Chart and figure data
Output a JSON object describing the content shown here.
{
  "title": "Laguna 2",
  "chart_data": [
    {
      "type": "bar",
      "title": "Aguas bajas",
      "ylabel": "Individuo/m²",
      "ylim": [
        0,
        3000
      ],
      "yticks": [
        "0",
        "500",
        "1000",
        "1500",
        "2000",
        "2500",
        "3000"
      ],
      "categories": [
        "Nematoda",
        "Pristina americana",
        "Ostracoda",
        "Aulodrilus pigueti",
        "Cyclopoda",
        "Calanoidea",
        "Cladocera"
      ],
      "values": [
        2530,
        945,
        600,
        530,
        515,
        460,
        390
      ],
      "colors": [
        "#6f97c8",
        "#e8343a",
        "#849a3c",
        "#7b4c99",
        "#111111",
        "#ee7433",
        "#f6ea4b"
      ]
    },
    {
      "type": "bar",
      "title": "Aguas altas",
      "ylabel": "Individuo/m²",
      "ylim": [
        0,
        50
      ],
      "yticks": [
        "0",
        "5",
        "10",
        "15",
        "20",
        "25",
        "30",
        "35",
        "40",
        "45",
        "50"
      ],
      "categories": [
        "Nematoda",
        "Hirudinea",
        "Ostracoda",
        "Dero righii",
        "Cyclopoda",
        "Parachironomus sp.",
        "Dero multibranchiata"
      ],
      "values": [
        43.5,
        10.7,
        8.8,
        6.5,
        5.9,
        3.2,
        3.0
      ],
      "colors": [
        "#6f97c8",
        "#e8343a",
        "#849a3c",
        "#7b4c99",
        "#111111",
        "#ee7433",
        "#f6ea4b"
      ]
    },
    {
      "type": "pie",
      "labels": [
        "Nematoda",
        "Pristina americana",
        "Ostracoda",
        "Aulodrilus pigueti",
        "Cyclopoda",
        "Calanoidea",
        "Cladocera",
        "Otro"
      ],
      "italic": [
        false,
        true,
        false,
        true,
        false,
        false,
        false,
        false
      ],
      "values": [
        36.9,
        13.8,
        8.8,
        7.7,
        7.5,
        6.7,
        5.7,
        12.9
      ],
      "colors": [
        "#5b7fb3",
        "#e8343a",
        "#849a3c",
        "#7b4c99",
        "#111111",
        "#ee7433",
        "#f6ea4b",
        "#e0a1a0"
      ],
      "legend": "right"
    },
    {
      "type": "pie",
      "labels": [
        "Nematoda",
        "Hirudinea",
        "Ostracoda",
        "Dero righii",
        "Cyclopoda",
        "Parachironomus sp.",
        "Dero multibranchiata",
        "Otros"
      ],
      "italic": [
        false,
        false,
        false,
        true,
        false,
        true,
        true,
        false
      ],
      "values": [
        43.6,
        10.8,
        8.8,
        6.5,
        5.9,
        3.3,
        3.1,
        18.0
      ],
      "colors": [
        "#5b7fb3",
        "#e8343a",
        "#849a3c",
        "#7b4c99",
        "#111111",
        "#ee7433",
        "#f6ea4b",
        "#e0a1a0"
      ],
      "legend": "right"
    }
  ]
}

▸ **YOUR TASK**: Exactly reproduce all of the entries above.

▸ **FINAL RESULT**:
Output a JSON object describing the content shown here.
{
  "title": "Laguna 2",
  "chart_data": [
    {
      "type": "bar",
      "title": "Aguas bajas",
      "ylabel": "Individuo/m²",
      "ylim": [
        0,
        3000
      ],
      "yticks": [
        "0",
        "500",
        "1000",
        "1500",
        "2000",
        "2500",
        "3000"
      ],
      "categories": [
        "Nematoda",
        "Pristina americana",
        "Ostracoda",
        "Aulodrilus pigueti",
        "Cyclopoda",
        "Calanoidea",
        "Cladocera"
      ],
      "values": [
        2530,
        945,
        600,
        530,
        515,
        460,
        390
      ],
      "colors": [
        "#6f97c8",
        "#e8343a",
        "#849a3c",
        "#7b4c99",
        "#111111",
        "#ee7433",
        "#f6ea4b"
      ]
    },
    {
      "type": "bar",
      "title": "Aguas altas",
      "ylabel": "Individuo/m²",
      "ylim": [
        0,
        50
      ],
      "yticks": [
        "0",
        "5",
        "10",
        "15",
        "20",
        "25",
        "30",
        "35",
        "40",
        "45",
        "50"
      ],
      "categories": [
        "Nematoda",
        "Hirudinea",
        "Ostracoda",
        "Dero righii",
        "Cyclopoda",
        "Parachironomus sp.",
        "Dero multibranchiata"
      ],
      "values": [
        43.5,
        10.7,
        8.8,
        6.5,
        5.9,
        3.2,
        3.0
      ],
      "colors": [
        "#6f97c8",
        "#e8343a",
        "#849a3c",
        "#7b4c99",
        "#111111",
        "#ee7433",
        "#f6ea4b"
      ]
    },
    {
      "type": "pie",
      "labels": [
        "Nematoda",
        "Pristina americana",
        "Ostracoda",
        "Aulodrilus pigueti",
        "Cyclopoda",
        "Calanoidea",
        "Cladocera",
        "Otro"
      ],
      "italic": [
        false,
        true,
        false,
        true,
        false,
        false,
        false,
        false
      ],
      "values": [
        36.9,
        13.8,
        8.8,
        7.7,
        7.5,
        6.7,
        5.7,
        12.9
      ],
      "colors": [
        "#5b7fb3",
        "#e8343a",
        "#849a3c",
        "#7b4c99",
        "#111111",
        "#ee7433",
        "#f6ea4b",
        "#e0a1a0"
      ],
      "legend": "right"
    },
    {
      "type": "pie",
      "labels": [
        "Nematoda",
        "Hirudinea",
        "Ostracoda",
        "Dero righii",
        "Cyclopoda",
        "Parachironomus sp.",
        "Dero multibranchiata",
        "Otros"
      ],
      "italic": [
        false,
        false,
        false,
        true,
        false,
        true,
        true,
        false
      ],
      "values": [
        43.6,
        10.8,
        8.8,
        6.5,
        5.9,
        3.3,
        3.1,
        18.0
      ],
      "colors": [
        "#5b7fb3",
        "#e8343a",
        "#849a3c",
        "#7b4c99",
        "#111111",
        "#ee7433",
        "#f6ea4b",
        "#e0a1a0"
      ],
      "legend": "right"
    }
  ]
}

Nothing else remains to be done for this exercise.